Extracts from a graphics dataset

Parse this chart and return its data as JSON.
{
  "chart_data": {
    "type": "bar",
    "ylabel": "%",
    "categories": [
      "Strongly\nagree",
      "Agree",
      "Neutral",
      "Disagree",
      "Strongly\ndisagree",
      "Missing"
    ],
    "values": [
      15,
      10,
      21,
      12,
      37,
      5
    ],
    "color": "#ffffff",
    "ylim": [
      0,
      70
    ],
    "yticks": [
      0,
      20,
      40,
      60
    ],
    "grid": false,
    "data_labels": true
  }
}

**TASK TO COMPLETE:**
Write out the listing once more, matching it exactly.

**RESPONSE TO THIS EXERCISE:**
Parse this chart and return its data as JSON.
{
  "chart_data": {
    "type": "bar",
    "ylabel": "%",
    "categories": [
      "Strongly\nagree",
      "Agree",
      "Neutral",
      "Disagree",
      "Strongly\ndisagree",
      "Missing"
    ],
    "values": [
      15,
      10,
      21,
      12,
      37,
      5
    ],
    "color": "#ffffff",
    "ylim": [
      0,
      70
    ],
    "yticks": [
      0,
      20,
      40,
      60
    ],
    "grid": false,
    "data_labels": true
  }
}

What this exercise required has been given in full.